begin Article
The world is one Internet, but no one company should nor can dominate this. It must be open industry standards, cross-platform and utilizing a language that anybody can write and anybody can read. And it can run on any platform. This particular chart here, you may see our name on it but this is not an IBM chart. This is a chart about the Java World Tour. And on it you see IBM, Netscape, Sun and Novell. Arch-competitors in the marketplace collaborating, arm in arm, to bring the world of components, Java components, to the world. So that components written by any of us for our companies can be treated as though they were written by any of the other three. This is a powerful idea. To allow the world to re-engineer itself using modular, granular components built out of 100% Pure Java. It’s a really good idea. There are no losers with this concept. Now initially it’s these four companies. I hope it will become all companies in our industry creating componentized software that can run on any platform.
Beyond the Web
Well, I’ve come to the end here, and I’d like to just give you my view — as one fellow traveler of the planet — as to what comes next. This new medium is evolving very rapidly. There are limitations, but they’ll be overcome. They’ll be overcome, because we’re all working together as an industry, or we all can work together as an industry. [All of these], e-business, commerce, content and collaboration, will be the driver that fuels the continued evolution of this medium that provides the economic basis which will fuel the investments which will make all of this come true. For institutions, it will be unlimited reach; and for individuals it will unlimited choice. I invite you to take a closer look at this presentation on the Web. If you’d like, you’ll find it at my web site, johnpatrick.com.
end Article
begin Information provided
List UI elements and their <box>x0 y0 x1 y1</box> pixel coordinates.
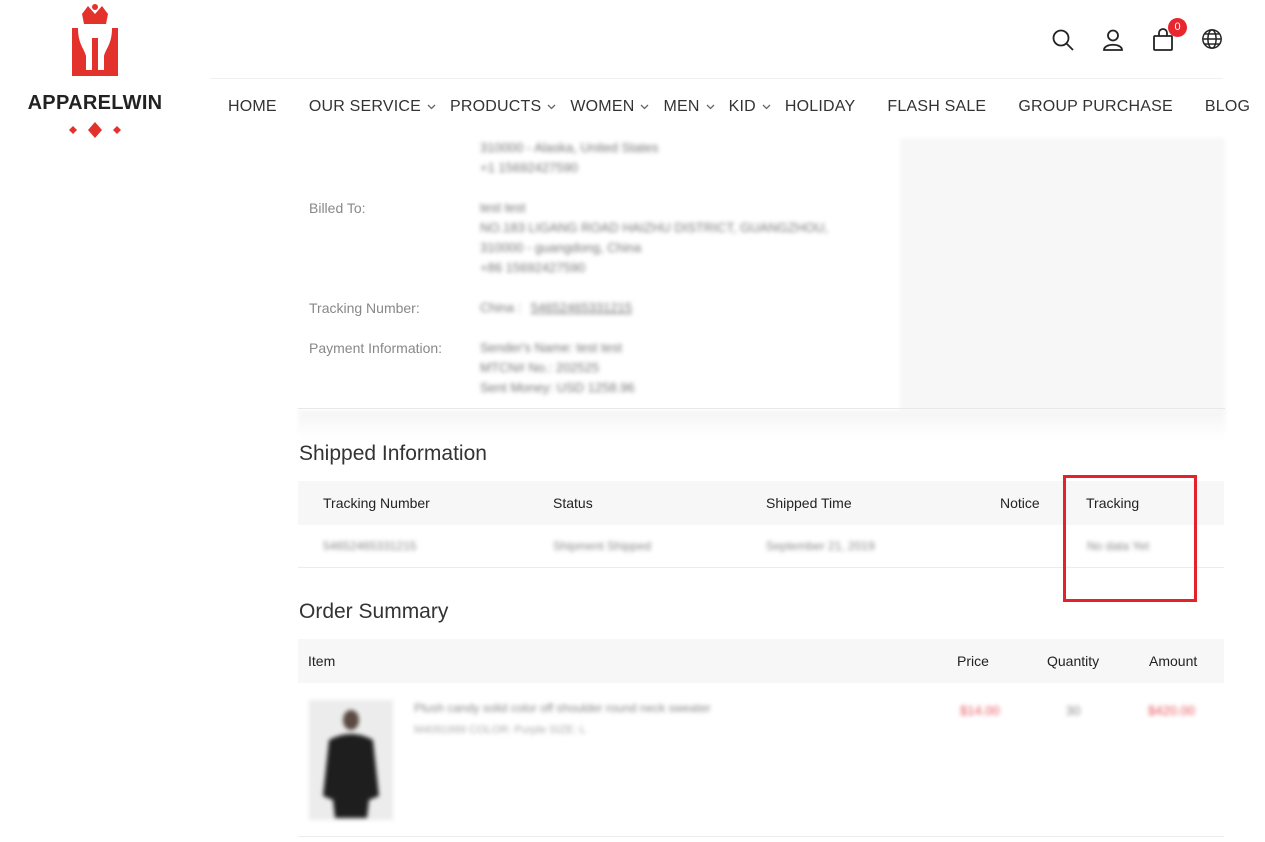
end Information provided
## Given request
Type out the entire speech excerpt on Java components and the future of the Web word for word, from its first sentence to its last.

## Written reply
The world is one Internet, but no one company should nor can dominate this. It must be open industry standards, cross-platform and utilizing a language that anybody can write and anybody can read. And it can run on any platform. This particular chart here, you may see our name on it but this is not an IBM chart. This is a chart about the Java World Tour. And on it you see IBM, Netscape, Sun and Novell. Arch-competitors in the marketplace collaborating, arm in arm, to bring the world of components, Java components, to the world. So that components written by any of us for our companies can be treated as though they were written by any of the other three. This is a powerful idea. To allow the world to re-engineer itself using modular, granular components built out of 100% Pure Java. It’s a really good idea. There are no losers with this concept. Now initially it’s these four companies. I hope it will become all companies in our industry creating componentized software that can run on any platform.
Beyond the Web
Well, I’ve come to the end here, and I’d like to just give you my view — as one fellow traveler of the planet — as to what comes next. This new medium is evolving very rapidly. There are limitations, but they’ll be overcome. They’ll be overcome, because we’re all working together as an industry, or we all can work together as an industry. [All of these], e-business, commerce, content and collaboration, will be the driver that fuels the continued evolution of this medium that provides the economic basis which will fuel the investments which will make all of this come true. For institutions, it will be unlimited reach; and for individuals it will unlimited choice. I invite you to take a closer look at this presentation on the Web. If you’d like, you’ll find it at my web site, johnpatrick.com.